• [Goal]
Go through the records below line by line. Count the lines with "Settings" and give the count alone.

[START Entries]

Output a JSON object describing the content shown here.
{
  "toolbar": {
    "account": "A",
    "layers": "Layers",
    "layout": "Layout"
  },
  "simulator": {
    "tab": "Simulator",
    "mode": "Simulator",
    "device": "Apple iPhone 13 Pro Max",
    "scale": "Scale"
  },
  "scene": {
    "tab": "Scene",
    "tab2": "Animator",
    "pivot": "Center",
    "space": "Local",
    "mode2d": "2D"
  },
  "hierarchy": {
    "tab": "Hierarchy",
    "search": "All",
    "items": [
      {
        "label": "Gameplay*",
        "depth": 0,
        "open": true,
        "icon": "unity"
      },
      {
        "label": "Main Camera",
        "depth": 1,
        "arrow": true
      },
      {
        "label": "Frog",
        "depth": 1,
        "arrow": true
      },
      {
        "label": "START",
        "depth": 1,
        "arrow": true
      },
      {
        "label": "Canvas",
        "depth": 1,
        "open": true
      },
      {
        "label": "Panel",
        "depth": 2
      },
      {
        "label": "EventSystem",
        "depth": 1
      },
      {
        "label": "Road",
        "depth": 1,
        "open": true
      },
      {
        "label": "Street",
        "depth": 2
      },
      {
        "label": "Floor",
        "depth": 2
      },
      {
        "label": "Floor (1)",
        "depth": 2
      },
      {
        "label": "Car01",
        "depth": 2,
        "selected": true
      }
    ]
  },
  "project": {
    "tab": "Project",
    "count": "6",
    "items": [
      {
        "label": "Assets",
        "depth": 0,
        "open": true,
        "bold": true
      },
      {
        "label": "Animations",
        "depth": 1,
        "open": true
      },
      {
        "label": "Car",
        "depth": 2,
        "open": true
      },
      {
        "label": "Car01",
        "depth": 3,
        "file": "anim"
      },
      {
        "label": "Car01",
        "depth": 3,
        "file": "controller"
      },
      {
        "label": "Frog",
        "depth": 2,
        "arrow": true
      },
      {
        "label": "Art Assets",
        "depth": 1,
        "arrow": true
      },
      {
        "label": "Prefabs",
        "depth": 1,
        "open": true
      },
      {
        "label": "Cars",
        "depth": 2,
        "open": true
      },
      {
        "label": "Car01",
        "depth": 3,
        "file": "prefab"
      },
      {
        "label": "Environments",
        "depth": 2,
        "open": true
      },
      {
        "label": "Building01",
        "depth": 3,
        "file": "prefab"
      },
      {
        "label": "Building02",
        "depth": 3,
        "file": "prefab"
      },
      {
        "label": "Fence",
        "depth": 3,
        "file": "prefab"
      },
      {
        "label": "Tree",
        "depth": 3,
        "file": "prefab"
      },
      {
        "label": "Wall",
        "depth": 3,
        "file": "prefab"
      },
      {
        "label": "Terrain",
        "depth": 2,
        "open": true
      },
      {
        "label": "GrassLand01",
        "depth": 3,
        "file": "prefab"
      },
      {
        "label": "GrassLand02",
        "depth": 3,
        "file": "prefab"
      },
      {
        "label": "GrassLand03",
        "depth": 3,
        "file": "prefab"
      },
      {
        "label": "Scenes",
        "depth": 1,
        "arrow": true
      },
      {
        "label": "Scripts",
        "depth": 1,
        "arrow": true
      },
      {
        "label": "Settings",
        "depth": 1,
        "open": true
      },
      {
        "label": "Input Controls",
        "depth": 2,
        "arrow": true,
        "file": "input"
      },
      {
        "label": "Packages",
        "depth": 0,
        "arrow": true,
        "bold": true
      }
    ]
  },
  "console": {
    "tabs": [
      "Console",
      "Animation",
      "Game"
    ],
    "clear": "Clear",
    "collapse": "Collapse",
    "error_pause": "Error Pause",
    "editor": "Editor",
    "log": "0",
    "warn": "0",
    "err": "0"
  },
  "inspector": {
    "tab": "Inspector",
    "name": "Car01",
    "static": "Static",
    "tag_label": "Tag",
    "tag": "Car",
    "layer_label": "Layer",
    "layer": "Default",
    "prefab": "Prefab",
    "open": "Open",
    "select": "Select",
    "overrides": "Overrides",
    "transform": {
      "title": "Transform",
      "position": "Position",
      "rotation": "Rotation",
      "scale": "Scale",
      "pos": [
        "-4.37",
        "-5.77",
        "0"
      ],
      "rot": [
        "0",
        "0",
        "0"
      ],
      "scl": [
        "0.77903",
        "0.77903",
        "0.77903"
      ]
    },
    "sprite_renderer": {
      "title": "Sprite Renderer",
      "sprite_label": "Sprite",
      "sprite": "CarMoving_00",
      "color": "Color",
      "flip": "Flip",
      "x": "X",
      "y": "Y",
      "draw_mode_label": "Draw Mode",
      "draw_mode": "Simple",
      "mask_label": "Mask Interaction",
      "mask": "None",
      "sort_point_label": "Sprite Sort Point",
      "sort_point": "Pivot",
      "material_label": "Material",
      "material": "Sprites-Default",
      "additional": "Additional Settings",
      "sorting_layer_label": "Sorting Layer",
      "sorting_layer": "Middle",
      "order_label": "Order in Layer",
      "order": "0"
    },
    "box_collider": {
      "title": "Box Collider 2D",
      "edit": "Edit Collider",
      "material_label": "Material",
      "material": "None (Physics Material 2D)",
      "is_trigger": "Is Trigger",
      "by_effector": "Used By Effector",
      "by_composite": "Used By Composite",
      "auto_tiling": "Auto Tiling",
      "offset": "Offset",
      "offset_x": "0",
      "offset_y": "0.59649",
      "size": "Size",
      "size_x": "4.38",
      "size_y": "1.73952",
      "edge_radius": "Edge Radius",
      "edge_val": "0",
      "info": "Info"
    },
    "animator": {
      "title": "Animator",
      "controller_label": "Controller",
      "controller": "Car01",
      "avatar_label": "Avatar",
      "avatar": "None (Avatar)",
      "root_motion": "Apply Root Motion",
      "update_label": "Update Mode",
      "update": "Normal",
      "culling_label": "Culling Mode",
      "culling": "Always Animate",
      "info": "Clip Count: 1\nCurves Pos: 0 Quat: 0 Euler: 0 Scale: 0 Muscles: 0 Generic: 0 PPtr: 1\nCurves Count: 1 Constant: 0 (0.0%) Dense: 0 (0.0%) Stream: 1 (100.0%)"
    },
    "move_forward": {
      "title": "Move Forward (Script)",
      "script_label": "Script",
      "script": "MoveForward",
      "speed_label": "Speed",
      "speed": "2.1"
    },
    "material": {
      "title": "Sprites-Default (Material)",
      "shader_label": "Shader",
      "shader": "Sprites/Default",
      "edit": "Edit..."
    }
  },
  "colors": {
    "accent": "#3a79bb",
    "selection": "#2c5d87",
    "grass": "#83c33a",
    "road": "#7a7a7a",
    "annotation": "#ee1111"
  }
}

[END Entries]

• [Finished exercise]
2